╔══
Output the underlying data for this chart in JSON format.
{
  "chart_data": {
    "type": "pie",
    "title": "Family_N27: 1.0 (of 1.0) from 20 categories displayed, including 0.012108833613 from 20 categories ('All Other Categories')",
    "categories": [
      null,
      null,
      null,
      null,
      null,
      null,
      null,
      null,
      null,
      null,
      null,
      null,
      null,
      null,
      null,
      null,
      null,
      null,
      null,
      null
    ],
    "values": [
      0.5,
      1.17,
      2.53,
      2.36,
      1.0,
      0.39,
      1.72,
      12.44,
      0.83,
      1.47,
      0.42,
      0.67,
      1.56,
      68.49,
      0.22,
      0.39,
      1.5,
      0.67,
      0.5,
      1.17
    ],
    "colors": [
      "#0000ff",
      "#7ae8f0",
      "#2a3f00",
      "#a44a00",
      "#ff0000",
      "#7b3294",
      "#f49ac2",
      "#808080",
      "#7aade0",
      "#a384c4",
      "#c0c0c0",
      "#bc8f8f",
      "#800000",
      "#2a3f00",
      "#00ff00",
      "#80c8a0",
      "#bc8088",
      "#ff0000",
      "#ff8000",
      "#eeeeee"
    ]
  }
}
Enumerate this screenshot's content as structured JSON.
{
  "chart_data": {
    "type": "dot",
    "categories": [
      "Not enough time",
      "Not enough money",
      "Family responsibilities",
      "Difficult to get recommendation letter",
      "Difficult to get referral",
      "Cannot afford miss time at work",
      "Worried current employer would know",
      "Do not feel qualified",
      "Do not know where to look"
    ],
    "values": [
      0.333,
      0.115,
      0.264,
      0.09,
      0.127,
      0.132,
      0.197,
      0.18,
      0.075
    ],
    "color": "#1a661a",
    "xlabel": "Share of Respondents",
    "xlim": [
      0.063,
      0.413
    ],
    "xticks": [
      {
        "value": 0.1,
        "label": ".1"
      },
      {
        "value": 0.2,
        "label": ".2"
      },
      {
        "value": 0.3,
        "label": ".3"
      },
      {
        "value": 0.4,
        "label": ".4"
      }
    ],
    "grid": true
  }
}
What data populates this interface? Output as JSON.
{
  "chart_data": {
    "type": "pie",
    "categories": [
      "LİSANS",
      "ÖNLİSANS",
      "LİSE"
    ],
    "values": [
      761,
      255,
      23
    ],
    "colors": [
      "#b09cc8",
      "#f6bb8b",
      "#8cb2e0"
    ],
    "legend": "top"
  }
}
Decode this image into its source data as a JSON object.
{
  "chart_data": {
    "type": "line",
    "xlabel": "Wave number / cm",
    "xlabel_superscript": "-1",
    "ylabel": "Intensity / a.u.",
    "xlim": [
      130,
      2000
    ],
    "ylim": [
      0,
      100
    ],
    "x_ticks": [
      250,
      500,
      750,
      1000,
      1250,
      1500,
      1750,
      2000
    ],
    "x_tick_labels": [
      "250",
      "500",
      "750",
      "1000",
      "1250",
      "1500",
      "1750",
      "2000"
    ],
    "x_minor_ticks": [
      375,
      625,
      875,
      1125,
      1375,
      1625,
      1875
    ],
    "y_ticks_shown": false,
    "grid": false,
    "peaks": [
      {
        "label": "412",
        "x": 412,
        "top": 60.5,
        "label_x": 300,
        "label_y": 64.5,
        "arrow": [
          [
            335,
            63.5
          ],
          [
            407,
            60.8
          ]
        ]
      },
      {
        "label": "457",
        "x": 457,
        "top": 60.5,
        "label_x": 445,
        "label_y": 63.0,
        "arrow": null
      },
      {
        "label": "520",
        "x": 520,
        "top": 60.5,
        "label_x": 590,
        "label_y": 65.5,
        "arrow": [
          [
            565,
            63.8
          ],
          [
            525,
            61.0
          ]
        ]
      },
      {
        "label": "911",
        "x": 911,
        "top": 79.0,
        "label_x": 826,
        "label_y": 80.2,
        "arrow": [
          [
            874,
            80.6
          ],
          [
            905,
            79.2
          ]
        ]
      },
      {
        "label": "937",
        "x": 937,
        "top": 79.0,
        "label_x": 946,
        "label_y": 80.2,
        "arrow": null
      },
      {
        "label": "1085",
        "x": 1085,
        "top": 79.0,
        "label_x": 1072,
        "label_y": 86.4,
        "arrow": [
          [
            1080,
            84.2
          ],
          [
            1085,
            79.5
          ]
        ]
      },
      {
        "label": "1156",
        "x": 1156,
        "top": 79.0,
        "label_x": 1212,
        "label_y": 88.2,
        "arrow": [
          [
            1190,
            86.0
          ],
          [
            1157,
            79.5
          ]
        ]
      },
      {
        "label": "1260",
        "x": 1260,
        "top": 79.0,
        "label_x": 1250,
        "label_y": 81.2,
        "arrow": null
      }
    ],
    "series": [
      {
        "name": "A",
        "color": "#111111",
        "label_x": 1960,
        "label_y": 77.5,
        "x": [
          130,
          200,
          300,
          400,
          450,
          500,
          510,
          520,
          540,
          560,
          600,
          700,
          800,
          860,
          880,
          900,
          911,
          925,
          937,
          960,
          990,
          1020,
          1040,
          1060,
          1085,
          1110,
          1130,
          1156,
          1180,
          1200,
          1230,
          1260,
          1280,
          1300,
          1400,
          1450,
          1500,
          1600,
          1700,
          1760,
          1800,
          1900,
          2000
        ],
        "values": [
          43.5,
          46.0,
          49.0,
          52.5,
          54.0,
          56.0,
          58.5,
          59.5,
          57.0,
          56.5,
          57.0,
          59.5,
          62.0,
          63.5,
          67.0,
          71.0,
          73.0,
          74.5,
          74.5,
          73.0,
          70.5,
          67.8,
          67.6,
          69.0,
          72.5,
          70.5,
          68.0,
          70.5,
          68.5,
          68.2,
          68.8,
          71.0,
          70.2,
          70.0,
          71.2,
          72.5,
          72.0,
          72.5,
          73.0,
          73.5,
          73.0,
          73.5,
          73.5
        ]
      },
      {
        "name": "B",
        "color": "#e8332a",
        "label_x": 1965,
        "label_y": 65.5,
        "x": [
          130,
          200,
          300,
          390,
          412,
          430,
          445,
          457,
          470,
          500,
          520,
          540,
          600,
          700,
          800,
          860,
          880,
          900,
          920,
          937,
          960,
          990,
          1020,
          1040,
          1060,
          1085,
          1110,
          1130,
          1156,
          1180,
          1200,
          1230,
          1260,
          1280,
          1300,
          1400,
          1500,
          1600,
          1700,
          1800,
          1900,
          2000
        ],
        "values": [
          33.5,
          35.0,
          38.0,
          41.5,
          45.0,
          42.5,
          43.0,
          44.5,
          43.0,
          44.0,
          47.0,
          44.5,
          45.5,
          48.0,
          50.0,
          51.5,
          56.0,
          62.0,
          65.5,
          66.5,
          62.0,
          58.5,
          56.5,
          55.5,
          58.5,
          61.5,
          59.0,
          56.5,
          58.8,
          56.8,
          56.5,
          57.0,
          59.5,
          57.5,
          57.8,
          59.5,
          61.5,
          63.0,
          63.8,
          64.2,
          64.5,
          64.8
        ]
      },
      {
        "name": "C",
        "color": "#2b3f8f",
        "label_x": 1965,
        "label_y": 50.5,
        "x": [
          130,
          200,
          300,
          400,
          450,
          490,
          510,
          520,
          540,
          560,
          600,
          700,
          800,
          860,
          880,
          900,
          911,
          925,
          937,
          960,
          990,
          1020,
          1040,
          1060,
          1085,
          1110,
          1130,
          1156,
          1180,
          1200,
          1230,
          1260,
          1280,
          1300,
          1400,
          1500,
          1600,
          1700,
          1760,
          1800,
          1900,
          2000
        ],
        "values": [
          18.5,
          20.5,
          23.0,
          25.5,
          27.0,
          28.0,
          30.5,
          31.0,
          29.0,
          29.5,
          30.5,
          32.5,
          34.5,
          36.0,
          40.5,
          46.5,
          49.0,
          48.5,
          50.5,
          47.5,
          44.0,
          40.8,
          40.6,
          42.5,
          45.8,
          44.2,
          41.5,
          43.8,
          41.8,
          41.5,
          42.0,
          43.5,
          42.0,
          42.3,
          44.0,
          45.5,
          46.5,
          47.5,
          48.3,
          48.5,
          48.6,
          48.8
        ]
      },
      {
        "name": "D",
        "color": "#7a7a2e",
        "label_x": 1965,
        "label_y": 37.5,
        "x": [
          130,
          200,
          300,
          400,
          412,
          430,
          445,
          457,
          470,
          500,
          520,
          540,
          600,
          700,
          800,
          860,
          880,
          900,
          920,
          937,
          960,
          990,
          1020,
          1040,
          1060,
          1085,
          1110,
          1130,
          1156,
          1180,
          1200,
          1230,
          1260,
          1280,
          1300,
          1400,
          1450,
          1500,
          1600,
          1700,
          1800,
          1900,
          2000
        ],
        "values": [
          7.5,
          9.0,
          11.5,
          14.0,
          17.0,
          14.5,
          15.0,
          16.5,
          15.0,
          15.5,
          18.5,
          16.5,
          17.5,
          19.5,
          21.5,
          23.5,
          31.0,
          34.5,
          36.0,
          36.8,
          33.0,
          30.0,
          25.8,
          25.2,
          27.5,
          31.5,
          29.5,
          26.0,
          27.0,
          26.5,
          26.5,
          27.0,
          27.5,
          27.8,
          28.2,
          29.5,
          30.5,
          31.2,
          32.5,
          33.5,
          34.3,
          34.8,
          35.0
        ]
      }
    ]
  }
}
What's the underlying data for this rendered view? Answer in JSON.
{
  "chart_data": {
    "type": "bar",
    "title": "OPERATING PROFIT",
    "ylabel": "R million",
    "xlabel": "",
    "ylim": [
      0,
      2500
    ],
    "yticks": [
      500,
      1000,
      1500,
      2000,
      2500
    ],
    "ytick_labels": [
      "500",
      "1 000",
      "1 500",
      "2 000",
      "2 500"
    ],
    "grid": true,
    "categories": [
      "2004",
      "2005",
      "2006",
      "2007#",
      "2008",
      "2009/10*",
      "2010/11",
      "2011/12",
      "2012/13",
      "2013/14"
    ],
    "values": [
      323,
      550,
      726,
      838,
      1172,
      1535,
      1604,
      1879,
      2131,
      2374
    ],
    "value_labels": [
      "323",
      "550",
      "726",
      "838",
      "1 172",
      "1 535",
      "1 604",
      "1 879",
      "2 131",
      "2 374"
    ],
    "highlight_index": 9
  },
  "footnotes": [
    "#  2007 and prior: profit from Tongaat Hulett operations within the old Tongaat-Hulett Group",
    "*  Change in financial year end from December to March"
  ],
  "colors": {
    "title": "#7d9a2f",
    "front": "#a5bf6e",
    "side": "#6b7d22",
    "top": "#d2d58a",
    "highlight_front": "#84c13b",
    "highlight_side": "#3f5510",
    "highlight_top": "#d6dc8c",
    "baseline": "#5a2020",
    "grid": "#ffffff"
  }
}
╚══
_Exercise description_: Show every line in the entries where the string "Output" occurs.

_The response_:
Output the underlying data for this chart in JSON format.
What data populates this interface? Output as JSON.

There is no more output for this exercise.